**Written request**
No images are to be carried over; print all other material exactly as it stands.

[Dataset rows]
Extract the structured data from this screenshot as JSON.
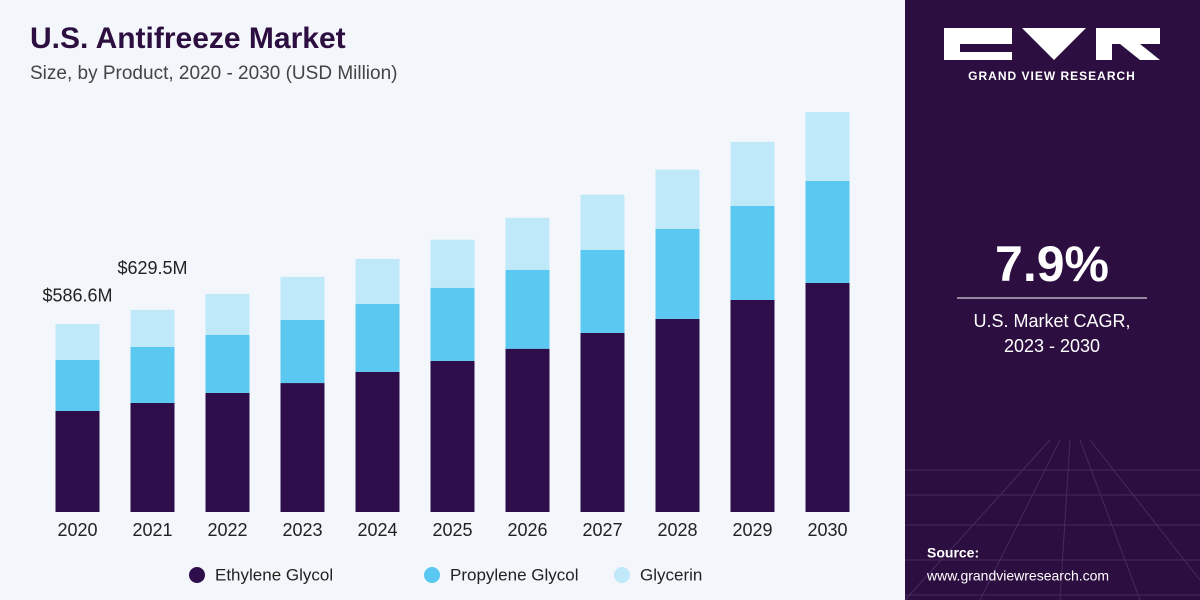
{
  "chart_data": {
    "type": "bar",
    "stacked": true,
    "title": "U.S. Antifreeze Market",
    "subtitle": "Size, by Product, 2020 - 2030 (USD Million)",
    "categories": [
      "2020",
      "2021",
      "2022",
      "2023",
      "2024",
      "2025",
      "2026",
      "2027",
      "2028",
      "2029",
      "2030"
    ],
    "series": [
      {
        "name": "Ethylene Glycol",
        "color": "#2e0e4a",
        "values": [
          315,
          340,
          371,
          402,
          437,
          471,
          509,
          558,
          602,
          661,
          714
        ]
      },
      {
        "name": "Propylene Glycol",
        "color": "#5bc8f2",
        "values": [
          159,
          175,
          181,
          197,
          212,
          228,
          246,
          259,
          281,
          293,
          318
        ]
      },
      {
        "name": "Glycerin",
        "color": "#bfe8f8",
        "values": [
          112,
          115,
          128,
          134,
          140,
          150,
          162,
          172,
          184,
          200,
          215
        ]
      }
    ],
    "annotations": [
      {
        "x": "2020",
        "value": 586.6,
        "label": "$586.6M"
      },
      {
        "x": "2021",
        "value": 629.5,
        "label": "$629.5M"
      }
    ]
  },
  "side_panel": {
    "brand": "GRAND VIEW RESEARCH",
    "cagr": "7.9%",
    "cagr_label": [
      "U.S. Market CAGR,",
      "2023 - 2030"
    ],
    "source_label": "Source:",
    "source_url": "www.grandviewresearch.com"
  }
}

**Exercise result**
Extract the structured data from this screenshot as JSON.
{
  "chart_data": {
    "type": "bar",
    "stacked": true,
    "title": "U.S. Antifreeze Market",
    "subtitle": "Size, by Product, 2020 - 2030 (USD Million)",
    "categories": [
      "2020",
      "2021",
      "2022",
      "2023",
      "2024",
      "2025",
      "2026",
      "2027",
      "2028",
      "2029",
      "2030"
    ],
    "series": [
      {
        "name": "Ethylene Glycol",
        "color": "#2e0e4a",
        "values": [
          315,
          340,
          371,
          402,
          437,
          471,
          509,
          558,
          602,
          661,
          714
        ]
      },
      {
        "name": "Propylene Glycol",
        "color": "#5bc8f2",
        "values": [
          159,
          175,
          181,
          197,
          212,
          228,
          246,
          259,
          281,
          293,
          318
        ]
      },
      {
        "name": "Glycerin",
        "color": "#bfe8f8",
        "values": [
          112,
          115,
          128,
          134,
          140,
          150,
          162,
          172,
          184,
          200,
          215
        ]
      }
    ],
    "annotations": [
      {
        "x": "2020",
        "value": 586.6,
        "label": "$586.6M"
      },
      {
        "x": "2021",
        "value": 629.5,
        "label": "$629.5M"
      }
    ]
  },
  "side_panel": {
    "brand": "GRAND VIEW RESEARCH",
    "cagr": "7.9%",
    "cagr_label": [
      "U.S. Market CAGR,",
      "2023 - 2030"
    ],
    "source_label": "Source:",
    "source_url": "www.grandviewresearch.com"
  }
}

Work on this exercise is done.